• **Objective**
Copy out every record below, word for word.

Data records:
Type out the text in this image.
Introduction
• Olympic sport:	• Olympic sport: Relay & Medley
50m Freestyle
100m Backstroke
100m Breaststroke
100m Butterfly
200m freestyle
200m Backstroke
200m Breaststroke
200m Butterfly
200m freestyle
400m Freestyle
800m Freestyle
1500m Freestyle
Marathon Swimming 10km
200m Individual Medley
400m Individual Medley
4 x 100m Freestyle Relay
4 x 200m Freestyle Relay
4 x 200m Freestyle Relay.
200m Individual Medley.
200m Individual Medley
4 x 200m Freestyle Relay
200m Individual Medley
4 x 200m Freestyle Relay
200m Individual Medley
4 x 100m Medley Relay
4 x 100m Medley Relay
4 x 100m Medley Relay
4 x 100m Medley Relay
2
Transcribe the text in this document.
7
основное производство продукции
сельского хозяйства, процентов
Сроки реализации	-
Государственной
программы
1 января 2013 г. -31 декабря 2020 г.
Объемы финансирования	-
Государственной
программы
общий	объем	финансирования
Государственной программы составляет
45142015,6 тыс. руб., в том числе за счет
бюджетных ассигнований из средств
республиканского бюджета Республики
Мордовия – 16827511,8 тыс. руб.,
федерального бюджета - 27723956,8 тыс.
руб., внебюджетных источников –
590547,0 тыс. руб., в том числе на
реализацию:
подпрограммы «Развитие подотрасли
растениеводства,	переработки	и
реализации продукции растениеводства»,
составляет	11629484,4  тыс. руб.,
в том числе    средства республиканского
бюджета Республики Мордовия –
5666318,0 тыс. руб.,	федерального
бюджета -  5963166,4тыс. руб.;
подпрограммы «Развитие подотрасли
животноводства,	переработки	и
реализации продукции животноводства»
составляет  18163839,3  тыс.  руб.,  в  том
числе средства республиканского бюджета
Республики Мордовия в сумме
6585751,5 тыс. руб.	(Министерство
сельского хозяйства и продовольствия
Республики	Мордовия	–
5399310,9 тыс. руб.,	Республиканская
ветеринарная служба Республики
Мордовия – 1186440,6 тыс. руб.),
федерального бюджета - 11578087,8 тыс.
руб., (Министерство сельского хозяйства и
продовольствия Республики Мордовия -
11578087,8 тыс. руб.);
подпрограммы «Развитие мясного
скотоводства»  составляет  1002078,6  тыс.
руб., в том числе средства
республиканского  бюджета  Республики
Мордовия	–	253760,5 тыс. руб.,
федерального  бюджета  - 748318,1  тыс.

• **The answer**
Type out the text in this image.
Introduction
• Olympic sport:	• Olympic sport: Relay & Medley
50m Freestyle
100m Backstroke
100m Breaststroke
100m Butterfly
200m freestyle
200m Backstroke
200m Breaststroke
200m Butterfly
200m freestyle
400m Freestyle
800m Freestyle
1500m Freestyle
Marathon Swimming 10km
200m Individual Medley
400m Individual Medley
4 x 100m Freestyle Relay
4 x 200m Freestyle Relay
4 x 200m Freestyle Relay.
200m Individual Medley.
200m Individual Medley
4 x 200m Freestyle Relay
200m Individual Medley
4 x 200m Freestyle Relay
200m Individual Medley
4 x 100m Medley Relay
4 x 100m Medley Relay
4 x 100m Medley Relay
4 x 100m Medley Relay
2
Transcribe the text in this document.
7
основное производство продукции
сельского хозяйства, процентов
Сроки реализации	-
Государственной
программы
1 января 2013 г. -31 декабря 2020 г.
Объемы финансирования	-
Государственной
программы
общий	объем	финансирования
Государственной программы составляет
45142015,6 тыс. руб., в том числе за счет
бюджетных ассигнований из средств
республиканского бюджета Республики
Мордовия – 16827511,8 тыс. руб.,
федерального бюджета - 27723956,8 тыс.
руб., внебюджетных источников –
590547,0 тыс. руб., в том числе на
реализацию:
подпрограммы «Развитие подотрасли
растениеводства,	переработки	и
реализации продукции растениеводства»,
составляет	11629484,4  тыс. руб.,
в том числе    средства республиканского
бюджета Республики Мордовия –
5666318,0 тыс. руб.,	федерального
бюджета -  5963166,4тыс. руб.;
подпрограммы «Развитие подотрасли
животноводства,	переработки	и
реализации продукции животноводства»
составляет  18163839,3  тыс.  руб.,  в  том
числе средства республиканского бюджета
Республики Мордовия в сумме
6585751,5 тыс. руб.	(Министерство
сельского хозяйства и продовольствия
Республики	Мордовия	–
5399310,9 тыс. руб.,	Республиканская
ветеринарная служба Республики
Мордовия – 1186440,6 тыс. руб.),
федерального бюджета - 11578087,8 тыс.
руб., (Министерство сельского хозяйства и
продовольствия Республики Мордовия -
11578087,8 тыс. руб.);
подпрограммы «Развитие мясного
скотоводства»  составляет  1002078,6  тыс.
руб., в том числе средства
республиканского  бюджета  Республики
Мордовия	–	253760,5 тыс. руб.,
федерального  бюджета  - 748318,1  тыс.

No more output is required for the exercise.